» **EXERCISE AIM**: Using the listing below, extract each line that has the word "JSON" in it.

Dataset entries on figures:
====================
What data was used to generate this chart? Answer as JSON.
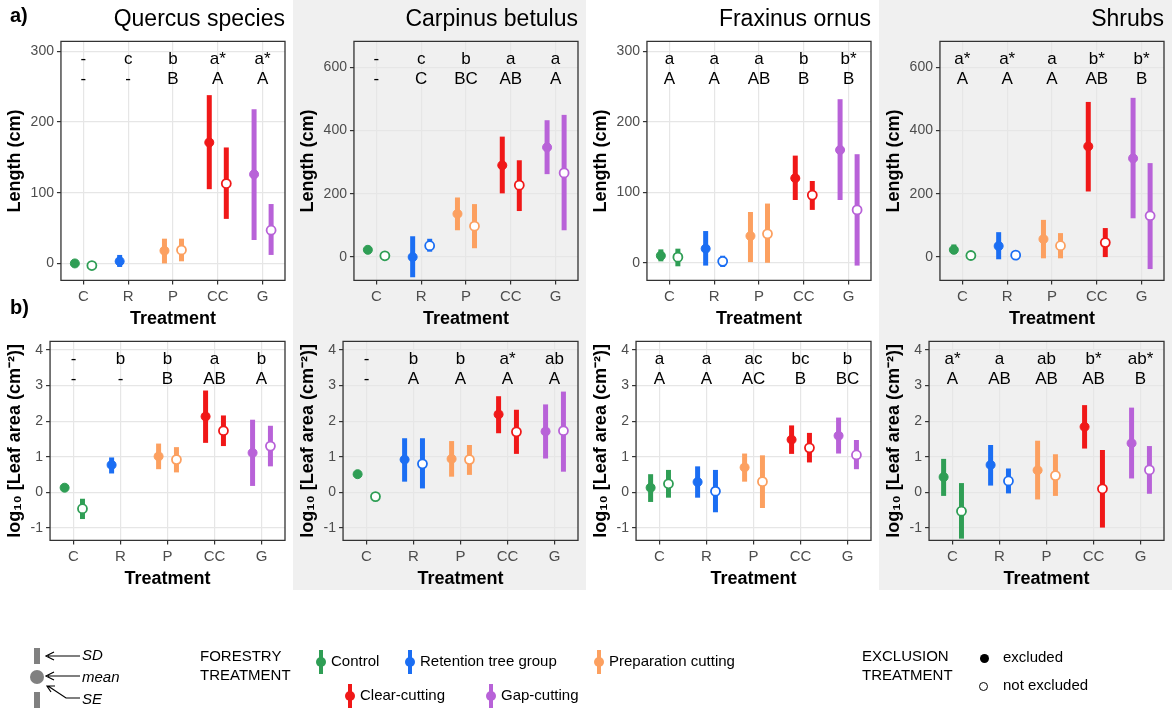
{
  "chart_data": [
    {
      "type": "scatter",
      "title": "Quercus species",
      "xlabel": "Treatment",
      "ylabel": "Length (cm)",
      "categories": [
        "C",
        "R",
        "P",
        "CC",
        "G"
      ],
      "ylim": [
        -24,
        314
      ],
      "yticks": [
        0,
        100,
        200,
        300
      ],
      "grid": true,
      "marker": "circle",
      "series": [
        {
          "colors": [
            "#2f9e55",
            "#1b6ef3",
            "#fca060",
            "#f01818",
            "#b862d8"
          ],
          "values": [
            0,
            3,
            18,
            171,
            126
          ],
          "errors": [
            null,
            [
              -5,
              12
            ],
            [
              0,
              35
            ],
            [
              105,
              238
            ],
            [
              33,
              218
            ]
          ]
        },
        {
          "colors": [
            "#2f9e55",
            null,
            "#fca060",
            "#f01818",
            "#b862d8"
          ],
          "values": [
            -3,
            null,
            19,
            113,
            47
          ],
          "errors": [
            null,
            null,
            [
              3,
              35
            ],
            [
              63,
              164
            ],
            [
              12,
              84
            ]
          ]
        }
      ],
      "annotations": [
        "-",
        "c",
        "b",
        "a*",
        "a*",
        "-",
        "-",
        "B",
        "A",
        "A",
        "a)"
      ]
    },
    {
      "type": "scatter",
      "title": "Carpinus betulus",
      "xlabel": "Treatment",
      "ylabel": "Length (cm)",
      "categories": [
        "C",
        "R",
        "P",
        "CC",
        "G"
      ],
      "ylim": [
        -75,
        683
      ],
      "yticks": [
        0,
        200,
        400,
        600
      ],
      "grid": true,
      "marker": "circle",
      "series": [
        {
          "colors": [
            "#2f9e55",
            "#1b6ef3",
            "#fca060",
            "#f01818",
            "#b862d8"
          ],
          "values": [
            22,
            -1,
            136,
            290,
            347
          ],
          "errors": [
            null,
            [
              -65,
              65
            ],
            [
              84,
              188
            ],
            [
              201,
              381
            ],
            [
              262,
              433
            ]
          ]
        },
        {
          "colors": [
            "#2f9e55",
            "#1b6ef3",
            "#fca060",
            "#f01818",
            "#b862d8"
          ],
          "values": [
            3,
            35,
            97,
            227,
            266
          ],
          "errors": [
            null,
            [
              16,
              57
            ],
            [
              27,
              167
            ],
            [
              145,
              306
            ],
            [
              84,
              450
            ]
          ]
        }
      ],
      "annotations": [
        "-",
        "c",
        "b",
        "a",
        "a",
        "-",
        "C",
        "BC",
        "AB",
        "A"
      ]
    },
    {
      "type": "scatter",
      "title": "Fraxinus ornus",
      "xlabel": "Treatment",
      "ylabel": "Length (cm)",
      "categories": [
        "C",
        "R",
        "P",
        "CC",
        "G"
      ],
      "ylim": [
        -25,
        314
      ],
      "yticks": [
        0,
        100,
        200,
        300
      ],
      "grid": true,
      "marker": "circle",
      "series": [
        {
          "colors": [
            "#2f9e55",
            "#1b6ef3",
            "#fca060",
            "#f01818",
            "#b862d8"
          ],
          "values": [
            10,
            20,
            38,
            120,
            160
          ],
          "errors": [
            [
              2,
              19
            ],
            [
              -4,
              45
            ],
            [
              1,
              72
            ],
            [
              89,
              152
            ],
            [
              89,
              232
            ]
          ]
        },
        {
          "colors": [
            "#2f9e55",
            "#1b6ef3",
            "#fca060",
            "#f01818",
            "#b862d8"
          ],
          "values": [
            8,
            2,
            41,
            96,
            75
          ],
          "errors": [
            [
              -5,
              20
            ],
            [
              -6,
              10
            ],
            [
              0,
              84
            ],
            [
              75,
              116
            ],
            [
              -4,
              154
            ]
          ]
        }
      ],
      "annotations": [
        "a",
        "a",
        "a",
        "b",
        "b*",
        "A",
        "A",
        "AB",
        "B",
        "B"
      ]
    },
    {
      "type": "scatter",
      "title": "Shrubs",
      "xlabel": "Treatment",
      "ylabel": "Length (cm)",
      "categories": [
        "C",
        "R",
        "P",
        "CC",
        "G"
      ],
      "ylim": [
        -75,
        683
      ],
      "yticks": [
        0,
        200,
        400,
        600
      ],
      "grid": true,
      "marker": "circle",
      "series": [
        {
          "colors": [
            "#2f9e55",
            "#1b6ef3",
            "#fca060",
            "#f01818",
            "#b862d8"
          ],
          "values": [
            22,
            34,
            56,
            350,
            312
          ],
          "errors": [
            [
              9,
              39
            ],
            [
              -8,
              78
            ],
            [
              -5,
              117
            ],
            [
              207,
              491
            ],
            [
              122,
              504
            ]
          ]
        },
        {
          "colors": [
            "#2f9e55",
            "#1b6ef3",
            "#fca060",
            "#f01818",
            "#b862d8"
          ],
          "values": [
            4,
            5,
            35,
            45,
            130
          ],
          "errors": [
            null,
            [
              -5,
              16
            ],
            [
              -5,
              75
            ],
            [
              -1,
              91
            ],
            [
              -39,
              297
            ]
          ]
        }
      ],
      "annotations": [
        "a*",
        "a*",
        "a",
        "b*",
        "b*",
        "A",
        "A",
        "A",
        "AB",
        "B"
      ]
    },
    {
      "type": "scatter",
      "xlabel": "Treatment",
      "ylabel": "log₁₀ [Leaf area (cm⁻²)]",
      "categories": [
        "C",
        "R",
        "P",
        "CC",
        "G"
      ],
      "ylim": [
        -1.35,
        4.24
      ],
      "yticks": [
        -1,
        0,
        1,
        2,
        3,
        4
      ],
      "grid": true,
      "marker": "circle",
      "series": [
        {
          "colors": [
            "#2f9e55",
            "#1b6ef3",
            "#fca060",
            "#f01818",
            "#b862d8"
          ],
          "values": [
            0.13,
            0.77,
            1.01,
            2.13,
            1.11
          ],
          "errors": [
            null,
            [
              0.53,
              0.98
            ],
            [
              0.65,
              1.37
            ],
            [
              1.39,
              2.86
            ],
            [
              0.18,
              2.04
            ]
          ]
        },
        {
          "colors": [
            "#2f9e55",
            null,
            "#fca060",
            "#f01818",
            "#b862d8"
          ],
          "values": [
            -0.46,
            null,
            0.92,
            1.73,
            1.3
          ],
          "errors": [
            [
              -0.75,
              -0.18
            ],
            null,
            [
              0.56,
              1.27
            ],
            [
              1.3,
              2.16
            ],
            [
              0.73,
              1.87
            ]
          ]
        }
      ],
      "annotations": [
        "-",
        "b",
        "b",
        "a",
        "b",
        "-",
        "-",
        "B",
        "AB",
        "A",
        "b)"
      ]
    },
    {
      "type": "scatter",
      "xlabel": "Treatment",
      "ylabel": "log₁₀ [Leaf area (cm⁻²)]",
      "categories": [
        "C",
        "R",
        "P",
        "CC",
        "G"
      ],
      "ylim": [
        -1.35,
        4.24
      ],
      "yticks": [
        -1,
        0,
        1,
        2,
        3,
        4
      ],
      "grid": true,
      "marker": "circle",
      "series": [
        {
          "colors": [
            "#2f9e55",
            "#1b6ef3",
            "#fca060",
            "#f01818",
            "#b862d8"
          ],
          "values": [
            0.51,
            0.92,
            0.94,
            2.19,
            1.71
          ],
          "errors": [
            null,
            [
              0.3,
              1.52
            ],
            [
              0.44,
              1.44
            ],
            [
              1.66,
              2.7
            ],
            [
              0.95,
              2.47
            ]
          ]
        },
        {
          "colors": [
            "#2f9e55",
            "#1b6ef3",
            "#fca060",
            "#f01818",
            "#b862d8"
          ],
          "values": [
            -0.12,
            0.8,
            0.92,
            1.7,
            1.73
          ],
          "errors": [
            null,
            [
              0.11,
              1.52
            ],
            [
              0.49,
              1.33
            ],
            [
              1.08,
              2.32
            ],
            [
              0.58,
              2.83
            ]
          ]
        }
      ],
      "annotations": [
        "-",
        "b",
        "b",
        "a*",
        "ab",
        "-",
        "A",
        "A",
        "A",
        "A"
      ]
    },
    {
      "type": "scatter",
      "xlabel": "Treatment",
      "ylabel": "log₁₀ [Leaf area (cm⁻²)]",
      "categories": [
        "C",
        "R",
        "P",
        "CC",
        "G"
      ],
      "ylim": [
        -1.35,
        4.24
      ],
      "yticks": [
        -1,
        0,
        1,
        2,
        3,
        4
      ],
      "grid": true,
      "marker": "circle",
      "series": [
        {
          "colors": [
            "#2f9e55",
            "#1b6ef3",
            "#fca060",
            "#f01818",
            "#b862d8"
          ],
          "values": [
            0.13,
            0.29,
            0.7,
            1.48,
            1.59
          ],
          "errors": [
            [
              -0.27,
              0.51
            ],
            [
              -0.15,
              0.73
            ],
            [
              0.3,
              1.09
            ],
            [
              1.08,
              1.88
            ],
            [
              1.09,
              2.1
            ]
          ]
        },
        {
          "colors": [
            "#2f9e55",
            "#1b6ef3",
            "#fca060",
            "#f01818",
            "#b862d8"
          ],
          "values": [
            0.24,
            0.03,
            0.3,
            1.25,
            1.05
          ],
          "errors": [
            [
              -0.15,
              0.63
            ],
            [
              -0.56,
              0.63
            ],
            [
              -0.44,
              1.04
            ],
            [
              0.84,
              1.67
            ],
            [
              0.65,
              1.47
            ]
          ]
        }
      ],
      "annotations": [
        "a",
        "a",
        "ac",
        "bc",
        "b",
        "A",
        "A",
        "AC",
        "B",
        "BC"
      ]
    },
    {
      "type": "scatter",
      "xlabel": "Treatment",
      "ylabel": "log₁₀ [Leaf area (cm⁻²)]",
      "categories": [
        "C",
        "R",
        "P",
        "CC",
        "G"
      ],
      "ylim": [
        -1.35,
        4.24
      ],
      "yticks": [
        -1,
        0,
        1,
        2,
        3,
        4
      ],
      "grid": true,
      "marker": "circle",
      "series": [
        {
          "colors": [
            "#2f9e55",
            "#1b6ef3",
            "#fca060",
            "#f01818",
            "#b862d8"
          ],
          "values": [
            0.43,
            0.77,
            0.62,
            1.84,
            1.38
          ],
          "errors": [
            [
              -0.1,
              0.94
            ],
            [
              0.19,
              1.33
            ],
            [
              -0.2,
              1.45
            ],
            [
              1.23,
              2.45
            ],
            [
              0.39,
              2.38
            ]
          ]
        },
        {
          "colors": [
            "#2f9e55",
            "#1b6ef3",
            "#fca060",
            "#f01818",
            "#b862d8"
          ],
          "values": [
            -0.53,
            0.32,
            0.47,
            0.1,
            0.63
          ],
          "errors": [
            [
              -1.3,
              0.26
            ],
            [
              -0.03,
              0.67
            ],
            [
              -0.1,
              1.07
            ],
            [
              -0.99,
              1.19
            ],
            [
              -0.04,
              1.3
            ]
          ]
        }
      ],
      "annotations": [
        "a*",
        "a",
        "ab",
        "b*",
        "ab*",
        "A",
        "AB",
        "AB",
        "AB",
        "B"
      ]
    },
    {
      "type": "other",
      "annotations": [
        "SD",
        "mean",
        "SE",
        "FORESTRY TREATMENT",
        "Control",
        "Retention tree group",
        "Preparation cutting",
        "Clear-cutting",
        "Gap-cutting",
        "EXCLUSION TREATMENT",
        "excluded",
        "not excluded"
      ]
    }
  ]
}
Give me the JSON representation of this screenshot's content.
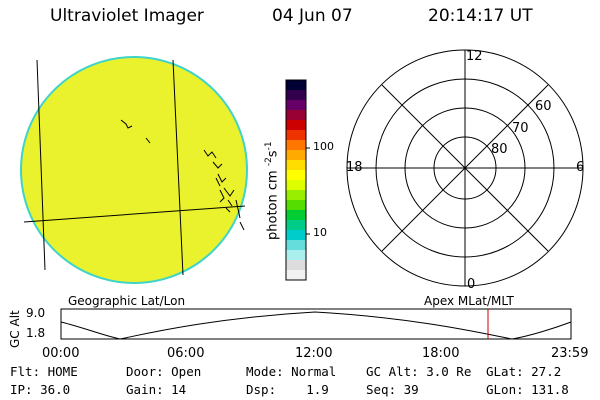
{
  "header": {
    "instrument": "Ultraviolet Imager",
    "date": "04 Jun 07",
    "time": "20:14:17 UT"
  },
  "colorbar": {
    "unit_label": "photon cm",
    "unit_exp1": "-2",
    "unit_mid": "s",
    "unit_exp2": "-1",
    "tick_high": "100",
    "tick_low": "10",
    "colors": [
      "#000033",
      "#33004d",
      "#660066",
      "#990033",
      "#cc0000",
      "#ee3300",
      "#ff7700",
      "#ffaa00",
      "#ffdd00",
      "#ffff00",
      "#ddff00",
      "#99ee00",
      "#55dd00",
      "#00cc33",
      "#00cc88",
      "#00cccc",
      "#66dddd",
      "#aaeeee",
      "#dddddd",
      "#f2f2f2"
    ]
  },
  "polar_plot": {
    "mlt_top": "12",
    "mlt_left": "18",
    "mlt_right": "6",
    "mlt_bottom": "0",
    "lat_60": "60",
    "lat_70": "70",
    "lat_80": "80"
  },
  "altitude_plot": {
    "left_title": "Geographic Lat/Lon",
    "right_title": "Apex MLat/MLT",
    "y_axis_label": "GC Alt",
    "y_max": "9.0",
    "y_min": "1.8",
    "x_ticks": [
      "00:00",
      "06:00",
      "12:00",
      "18:00",
      "23:59"
    ],
    "marker_color": "#cc0000"
  },
  "status": {
    "filter": "Flt: HOME",
    "door": "Door: Open",
    "mode": "Mode: Normal",
    "gc_alt": "GC Alt: 3.0 Re",
    "glat": "GLat:  27.2",
    "ip": "IP: 36.0",
    "gain": "Gain: 14",
    "dsp": "Dsp:    1.9",
    "seq": "Seq: 39",
    "glon": "GLon: 131.8"
  },
  "image_disk": {
    "fill_color": "#eaf22e",
    "edge_color": "#3fd3c9"
  }
}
====================
» **RESPONSE**:
What data was used to generate this chart? Answer as JSON.
Give me the JSON representation of this screenshot's content.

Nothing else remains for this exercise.